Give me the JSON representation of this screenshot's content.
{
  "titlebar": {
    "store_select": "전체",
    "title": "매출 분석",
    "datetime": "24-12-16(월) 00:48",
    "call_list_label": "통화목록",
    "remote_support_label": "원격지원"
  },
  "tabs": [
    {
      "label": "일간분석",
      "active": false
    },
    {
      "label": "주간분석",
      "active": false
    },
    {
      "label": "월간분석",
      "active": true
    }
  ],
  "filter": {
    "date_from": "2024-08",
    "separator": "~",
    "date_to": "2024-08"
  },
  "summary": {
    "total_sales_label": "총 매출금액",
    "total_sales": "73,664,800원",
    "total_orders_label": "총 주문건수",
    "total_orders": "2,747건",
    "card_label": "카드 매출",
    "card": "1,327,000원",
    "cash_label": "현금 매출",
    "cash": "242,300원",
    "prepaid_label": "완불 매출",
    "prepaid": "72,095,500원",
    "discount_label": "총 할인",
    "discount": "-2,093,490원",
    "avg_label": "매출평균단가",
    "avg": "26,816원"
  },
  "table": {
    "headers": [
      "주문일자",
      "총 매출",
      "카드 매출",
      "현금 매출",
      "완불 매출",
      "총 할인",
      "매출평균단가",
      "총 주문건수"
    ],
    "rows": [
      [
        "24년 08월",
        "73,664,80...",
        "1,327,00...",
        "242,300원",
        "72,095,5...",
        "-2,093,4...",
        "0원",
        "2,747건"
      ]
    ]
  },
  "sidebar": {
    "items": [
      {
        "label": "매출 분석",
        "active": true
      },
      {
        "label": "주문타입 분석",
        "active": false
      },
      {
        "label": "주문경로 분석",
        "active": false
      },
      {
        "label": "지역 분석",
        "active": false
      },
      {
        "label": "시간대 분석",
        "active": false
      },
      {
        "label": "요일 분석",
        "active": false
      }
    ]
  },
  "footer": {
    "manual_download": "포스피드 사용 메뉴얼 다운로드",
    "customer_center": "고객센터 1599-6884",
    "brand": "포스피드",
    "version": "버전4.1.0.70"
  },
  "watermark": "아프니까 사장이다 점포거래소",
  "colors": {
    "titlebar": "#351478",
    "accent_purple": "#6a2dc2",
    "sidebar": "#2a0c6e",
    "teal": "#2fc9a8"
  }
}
* * * * * * *
#### [Written exercise]
Set down every line of the listing above again, exactly as given.

#### [Correct result]
Give me the JSON representation of this screenshot's content.
{
  "titlebar": {
    "store_select": "전체",
    "title": "매출 분석",
    "datetime": "24-12-16(월) 00:48",
    "call_list_label": "통화목록",
    "remote_support_label": "원격지원"
  },
  "tabs": [
    {
      "label": "일간분석",
      "active": false
    },
    {
      "label": "주간분석",
      "active": false
    },
    {
      "label": "월간분석",
      "active": true
    }
  ],
  "filter": {
    "date_from": "2024-08",
    "separator": "~",
    "date_to": "2024-08"
  },
  "summary": {
    "total_sales_label": "총 매출금액",
    "total_sales": "73,664,800원",
    "total_orders_label": "총 주문건수",
    "total_orders": "2,747건",
    "card_label": "카드 매출",
    "card": "1,327,000원",
    "cash_label": "현금 매출",
    "cash": "242,300원",
    "prepaid_label": "완불 매출",
    "prepaid": "72,095,500원",
    "discount_label": "총 할인",
    "discount": "-2,093,490원",
    "avg_label": "매출평균단가",
    "avg": "26,816원"
  },
  "table": {
    "headers": [
      "주문일자",
      "총 매출",
      "카드 매출",
      "현금 매출",
      "완불 매출",
      "총 할인",
      "매출평균단가",
      "총 주문건수"
    ],
    "rows": [
      [
        "24년 08월",
        "73,664,80...",
        "1,327,00...",
        "242,300원",
        "72,095,5...",
        "-2,093,4...",
        "0원",
        "2,747건"
      ]
    ]
  },
  "sidebar": {
    "items": [
      {
        "label": "매출 분석",
        "active": true
      },
      {
        "label": "주문타입 분석",
        "active": false
      },
      {
        "label": "주문경로 분석",
        "active": false
      },
      {
        "label": "지역 분석",
        "active": false
      },
      {
        "label": "시간대 분석",
        "active": false
      },
      {
        "label": "요일 분석",
        "active": false
      }
    ]
  },
  "footer": {
    "manual_download": "포스피드 사용 메뉴얼 다운로드",
    "customer_center": "고객센터 1599-6884",
    "brand": "포스피드",
    "version": "버전4.1.0.70"
  },
  "watermark": "아프니까 사장이다 점포거래소",
  "colors": {
    "titlebar": "#351478",
    "accent_purple": "#6a2dc2",
    "sidebar": "#2a0c6e",
    "teal": "#2fc9a8"
  }
}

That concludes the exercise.